>> START AVAILABLE RECORDS

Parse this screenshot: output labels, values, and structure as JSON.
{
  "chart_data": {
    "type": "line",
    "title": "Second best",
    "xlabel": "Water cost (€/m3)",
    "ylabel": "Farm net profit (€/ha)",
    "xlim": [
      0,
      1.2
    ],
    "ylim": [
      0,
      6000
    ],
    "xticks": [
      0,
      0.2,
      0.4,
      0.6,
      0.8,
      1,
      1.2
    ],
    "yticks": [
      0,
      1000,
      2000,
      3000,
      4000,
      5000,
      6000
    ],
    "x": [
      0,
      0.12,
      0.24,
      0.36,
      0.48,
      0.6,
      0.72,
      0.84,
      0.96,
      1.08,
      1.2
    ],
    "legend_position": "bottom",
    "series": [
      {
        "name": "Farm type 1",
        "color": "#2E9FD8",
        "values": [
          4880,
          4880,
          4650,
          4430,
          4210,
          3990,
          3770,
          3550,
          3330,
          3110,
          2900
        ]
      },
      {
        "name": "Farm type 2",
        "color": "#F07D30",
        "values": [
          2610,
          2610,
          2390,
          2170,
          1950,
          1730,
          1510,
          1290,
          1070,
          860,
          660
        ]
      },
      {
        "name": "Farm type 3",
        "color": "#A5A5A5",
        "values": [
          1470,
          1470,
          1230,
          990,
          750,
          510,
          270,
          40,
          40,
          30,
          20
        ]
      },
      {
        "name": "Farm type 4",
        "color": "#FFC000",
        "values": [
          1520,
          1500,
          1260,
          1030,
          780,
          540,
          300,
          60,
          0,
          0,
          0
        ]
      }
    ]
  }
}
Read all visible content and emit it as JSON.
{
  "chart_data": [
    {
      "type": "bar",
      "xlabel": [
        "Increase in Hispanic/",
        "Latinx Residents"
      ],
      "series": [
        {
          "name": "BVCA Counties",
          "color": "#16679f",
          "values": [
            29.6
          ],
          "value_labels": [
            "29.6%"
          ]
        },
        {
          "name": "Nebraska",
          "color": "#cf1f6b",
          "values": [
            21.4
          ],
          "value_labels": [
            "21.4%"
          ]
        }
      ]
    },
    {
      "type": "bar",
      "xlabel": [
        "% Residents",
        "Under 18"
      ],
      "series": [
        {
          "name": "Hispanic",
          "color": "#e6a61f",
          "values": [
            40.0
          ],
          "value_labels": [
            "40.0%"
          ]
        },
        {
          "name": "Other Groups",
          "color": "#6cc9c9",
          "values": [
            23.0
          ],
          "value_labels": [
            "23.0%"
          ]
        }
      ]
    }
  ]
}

>> END AVAILABLE RECORDS

YOUR OBJECTIVE: Using the material above, state how many lines include the string "name". Answer with a single number.

RESULT FOR THIS EXERCISE: 8